##### Working data #####

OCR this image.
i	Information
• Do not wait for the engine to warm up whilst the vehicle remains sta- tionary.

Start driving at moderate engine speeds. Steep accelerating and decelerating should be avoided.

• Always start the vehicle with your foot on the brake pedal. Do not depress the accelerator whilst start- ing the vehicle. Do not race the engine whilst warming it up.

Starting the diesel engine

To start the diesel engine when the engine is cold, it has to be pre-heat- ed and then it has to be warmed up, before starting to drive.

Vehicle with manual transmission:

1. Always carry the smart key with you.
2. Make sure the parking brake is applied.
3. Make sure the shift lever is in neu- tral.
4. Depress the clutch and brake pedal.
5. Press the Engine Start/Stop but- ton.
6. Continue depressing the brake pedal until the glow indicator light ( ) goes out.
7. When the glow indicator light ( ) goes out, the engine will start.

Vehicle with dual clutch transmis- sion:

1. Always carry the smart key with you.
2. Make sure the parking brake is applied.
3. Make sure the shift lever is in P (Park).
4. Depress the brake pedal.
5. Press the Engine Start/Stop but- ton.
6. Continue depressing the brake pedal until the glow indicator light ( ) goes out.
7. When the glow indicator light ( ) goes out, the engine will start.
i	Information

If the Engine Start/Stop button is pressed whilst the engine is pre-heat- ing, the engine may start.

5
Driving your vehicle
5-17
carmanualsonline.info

#####

▶ _Requirement_:
Provide all the records again, word for word.

▶ _Solution to the problem_:
OCR this image.
i	Information
• Do not wait for the engine to warm up whilst the vehicle remains sta- tionary.

Start driving at moderate engine speeds. Steep accelerating and decelerating should be avoided.

• Always start the vehicle with your foot on the brake pedal. Do not depress the accelerator whilst start- ing the vehicle. Do not race the engine whilst warming it up.

Starting the diesel engine

To start the diesel engine when the engine is cold, it has to be pre-heat- ed and then it has to be warmed up, before starting to drive.

Vehicle with manual transmission:

1. Always carry the smart key with you.
2. Make sure the parking brake is applied.
3. Make sure the shift lever is in neu- tral.
4. Depress the clutch and brake pedal.
5. Press the Engine Start/Stop but- ton.
6. Continue depressing the brake pedal until the glow indicator light ( ) goes out.
7. When the glow indicator light ( ) goes out, the engine will start.

Vehicle with dual clutch transmis- sion:

1. Always carry the smart key with you.
2. Make sure the parking brake is applied.
3. Make sure the shift lever is in P (Park).
4. Depress the brake pedal.
5. Press the Engine Start/Stop but- ton.
6. Continue depressing the brake pedal until the glow indicator light ( ) goes out.
7. When the glow indicator light ( ) goes out, the engine will start.
i	Information

If the Engine Start/Stop button is pressed whilst the engine is pre-heat- ing, the engine may start.

5
Driving your vehicle
5-17
carmanualsonline.info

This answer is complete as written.